INPUT RECORDS:
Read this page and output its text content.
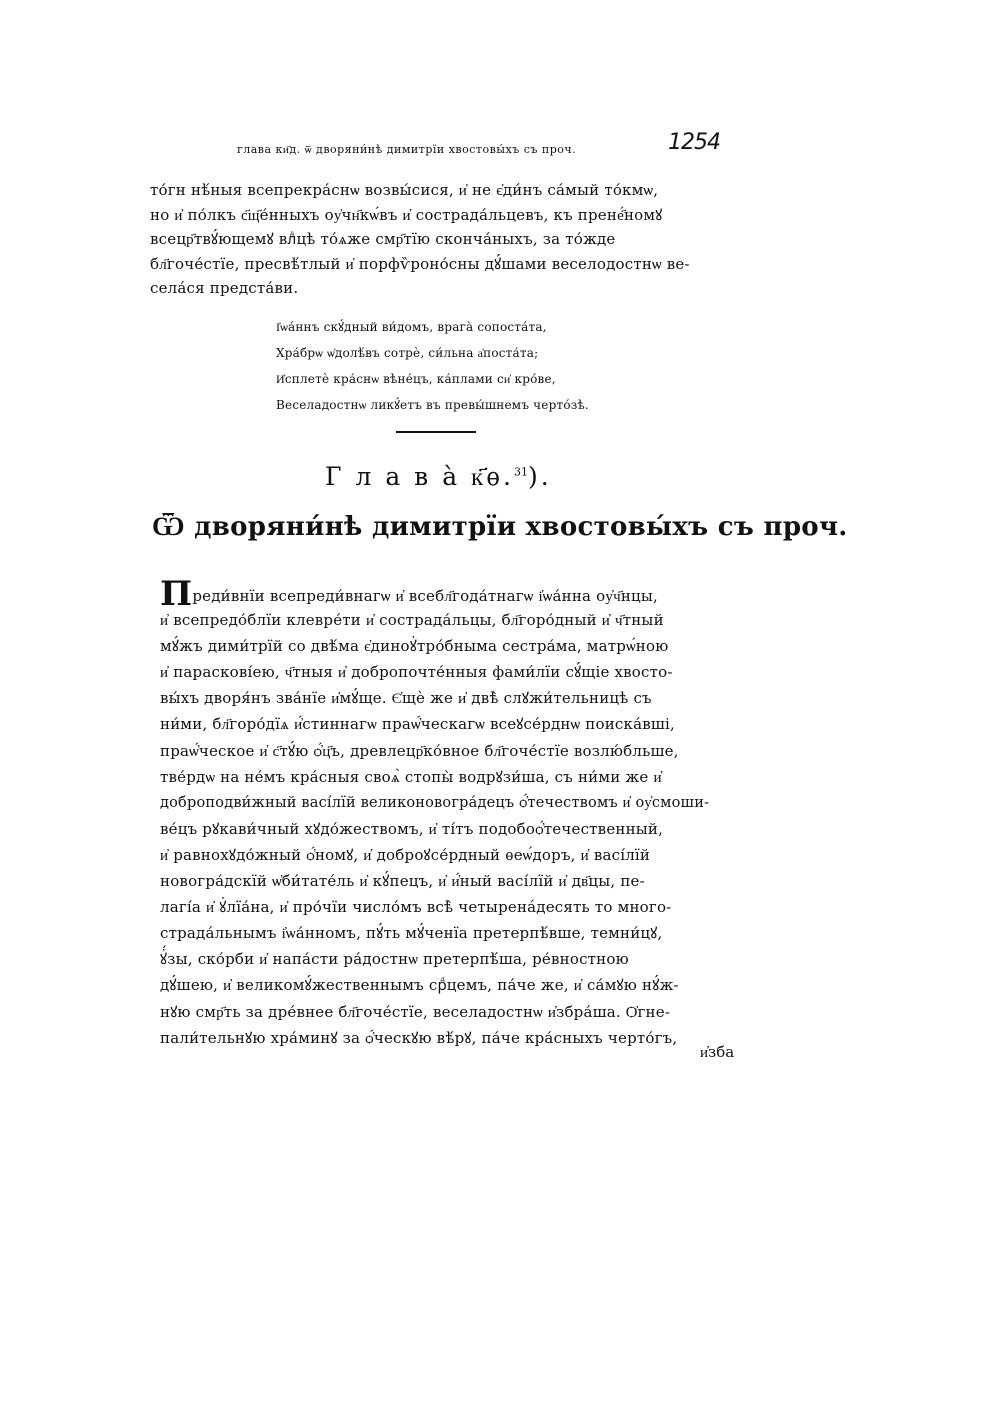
глава ки҃д. ѿ дворяни́нѣ димитрїи хвостовы́хъ съ проч.	1254
то́гн нѣ́ныя всепрекра́снѡ возвы́сися, и҆ не є҆ди́нъ са́мый то́кмѡ,
но и҆ по́лкъ с҃щ҃е́нныхъ оу҆чн҃кѡ́въ и҆ сострада́льцевъ, къ прене҃́номꙋ
всецр҃твꙋ́ющемꙋ влⷣцѣ то́ѧже смр҃тїю сконча́ныхъ, за то́жде
бл҃гоче́стїе, пресвѣ́тлый и҆ порфѷроно́сны дꙋ́шами веселодостнѡ ве-
села́ся предста́ви.
І҆ѡа́ннъ скꙋ́дный ви́домъ, врага̀ сопоста́та,
Хра́брѡ ѡ҆долѣ́въ сотрѐ, си́льна а҆поста́та;
И҆сплетѐ кра́снѡ вѣне́цъ, ка́плами си҆ кро́ве,
Веселадостнѡ ликꙋ́етъ въ превы́шнемъ черто́зѣ.
Г л а в а̀ к҃ѳ.$^{31}$).
Ѿ дворяни́нѣ димитрїи хвостовы́хъ съ проч.
Преди́внїи всепреди́внагѡ и҆ всебл҃года́тнагѡ і҆ѡа́нна оу҆ч҃нцы,
и҆ всепредо́блїи клевре́ти и҆ сострада́льцы, бл҃горо́дный и҆ ч҃тный
мꙋ́жъ дими́трїй со двѣ́ма є҆диноꙋ҆тро́бныма сестра́ма, матрѡ́ною
и҆ параскові́ею, ч҃тныя и҆ добропочте́нныя фами́лїи сꙋ́щіе хвосто-
вы́хъ дворя́нъ зва́нїе и҆мꙋ́ще. Є҆щѐ же и҆ двѣ̀ слꙋжи́тельницѣ съ
ни́ми, бл҃горо́дїѧ и҆́стиннагѡ праѡ҆́ческагѡ всеꙋсе́рднѡ поиска́вші,
праѡ҆́ческое и҆ с҃тꙋ́ю ѻ҆́ц҃ъ, древлецр҃ко́вное бл҃гоче́стїе возлю́бльше,
тве́рдѡ на не́мъ кра́сныя своѧ̀ стопы̀ водрꙋзи́ша, съ ни́ми же и҆
доброподви́жный васі́лїй великоновогра́децъ ѻ҆́течествомъ и҆ оу҆смоши-
ве́цъ рꙋкави́чный хꙋдо́жествомъ, и҆ ті́тъ подобоѻ҆́течественный,
и҆ равнохꙋдо́жный ѻ҆́номꙋ, и҆ доброꙋсе́рдный ѳеѡ́доръ, и҆ васі́лїй
новогра́дскїй ѡ҆би́тате́ль и҆ кꙋ́пецъ, и҆ и҆́ный васі́лїй и҆ дв҃цы, пе-
лагі́а и҆ ꙋ҆лїа́на, и҆ про́чїи число́мъ всѣ̀ четыренáдесять то много-
страда́льнымъ і҆ѡа́нномъ, пꙋ́ть мꙋ́ченїа претерпѣ́вше, темни́цꙋ,
ꙋ҆́зы, ско́рби и҆ напа́сти ра́достнѡ претерпѣ́ша, ре́вностною
дꙋ́шею, и҆ великомꙋ́жественнымъ срⷣцемъ, па́че же, и҆ са́мꙋю нꙋ́ж-
нꙋю смр҃ть за дре́внее бл҃гоче́стїе, веселадостнѡ и҆збра́ша. Ѻ҆гне-
пали́тельнꙋю хра́минꙋ за ѻ҆́ческꙋю вѣ́рꙋ, па́че кра́сныхъ черто́гъ,
и҆зба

INSTRUCTIONS FOR THE TASK: Write out all the records again, exactly, minus any pictures.

SOLUTION TO THIS EXERCISE:
Read this page and output its text content.
глава ки҃д. ѿ дворяни́нѣ димитрїи хвостовы́хъ съ проч.	1254
то́гн нѣ́ныя всепрекра́снѡ возвы́сися, и҆ не є҆ди́нъ са́мый то́кмѡ,
но и҆ по́лкъ с҃щ҃е́нныхъ оу҆чн҃кѡ́въ и҆ сострада́льцевъ, къ прене҃́номꙋ
всецр҃твꙋ́ющемꙋ влⷣцѣ то́ѧже смр҃тїю сконча́ныхъ, за то́жде
бл҃гоче́стїе, пресвѣ́тлый и҆ порфѷроно́сны дꙋ́шами веселодостнѡ ве-
села́ся предста́ви.
І҆ѡа́ннъ скꙋ́дный ви́домъ, врага̀ сопоста́та,
Хра́брѡ ѡ҆долѣ́въ сотрѐ, си́льна а҆поста́та;
И҆сплетѐ кра́снѡ вѣне́цъ, ка́плами си҆ кро́ве,
Веселадостнѡ ликꙋ́етъ въ превы́шнемъ черто́зѣ.
Г л а в а̀ к҃ѳ.$^{31}$).
Ѿ дворяни́нѣ димитрїи хвостовы́хъ съ проч.
Преди́внїи всепреди́внагѡ и҆ всебл҃года́тнагѡ і҆ѡа́нна оу҆ч҃нцы,
и҆ всепредо́блїи клевре́ти и҆ сострада́льцы, бл҃горо́дный и҆ ч҃тный
мꙋ́жъ дими́трїй со двѣ́ма є҆диноꙋ҆тро́бныма сестра́ма, матрѡ́ною
и҆ параскові́ею, ч҃тныя и҆ добропочте́нныя фами́лїи сꙋ́щіе хвосто-
вы́хъ дворя́нъ зва́нїе и҆мꙋ́ще. Є҆щѐ же и҆ двѣ̀ слꙋжи́тельницѣ съ
ни́ми, бл҃горо́дїѧ и҆́стиннагѡ праѡ҆́ческагѡ всеꙋсе́рднѡ поиска́вші,
праѡ҆́ческое и҆ с҃тꙋ́ю ѻ҆́ц҃ъ, древлецр҃ко́вное бл҃гоче́стїе возлю́бльше,
тве́рдѡ на не́мъ кра́сныя своѧ̀ стопы̀ водрꙋзи́ша, съ ни́ми же и҆
доброподви́жный васі́лїй великоновогра́децъ ѻ҆́течествомъ и҆ оу҆смоши-
ве́цъ рꙋкави́чный хꙋдо́жествомъ, и҆ ті́тъ подобоѻ҆́течественный,
и҆ равнохꙋдо́жный ѻ҆́номꙋ, и҆ доброꙋсе́рдный ѳеѡ́доръ, и҆ васі́лїй
новогра́дскїй ѡ҆би́тате́ль и҆ кꙋ́пецъ, и҆ и҆́ный васі́лїй и҆ дв҃цы, пе-
лагі́а и҆ ꙋ҆лїа́на, и҆ про́чїи число́мъ всѣ̀ четыренáдесять то много-
страда́льнымъ і҆ѡа́нномъ, пꙋ́ть мꙋ́ченїа претерпѣ́вше, темни́цꙋ,
ꙋ҆́зы, ско́рби и҆ напа́сти ра́достнѡ претерпѣ́ша, ре́вностною
дꙋ́шею, и҆ великомꙋ́жественнымъ срⷣцемъ, па́че же, и҆ са́мꙋю нꙋ́ж-
нꙋю смр҃ть за дре́внее бл҃гоче́стїе, веселадостнѡ и҆збра́ша. Ѻ҆гне-
пали́тельнꙋю хра́минꙋ за ѻ҆́ческꙋю вѣ́рꙋ, па́че кра́сныхъ черто́гъ,
и҆зба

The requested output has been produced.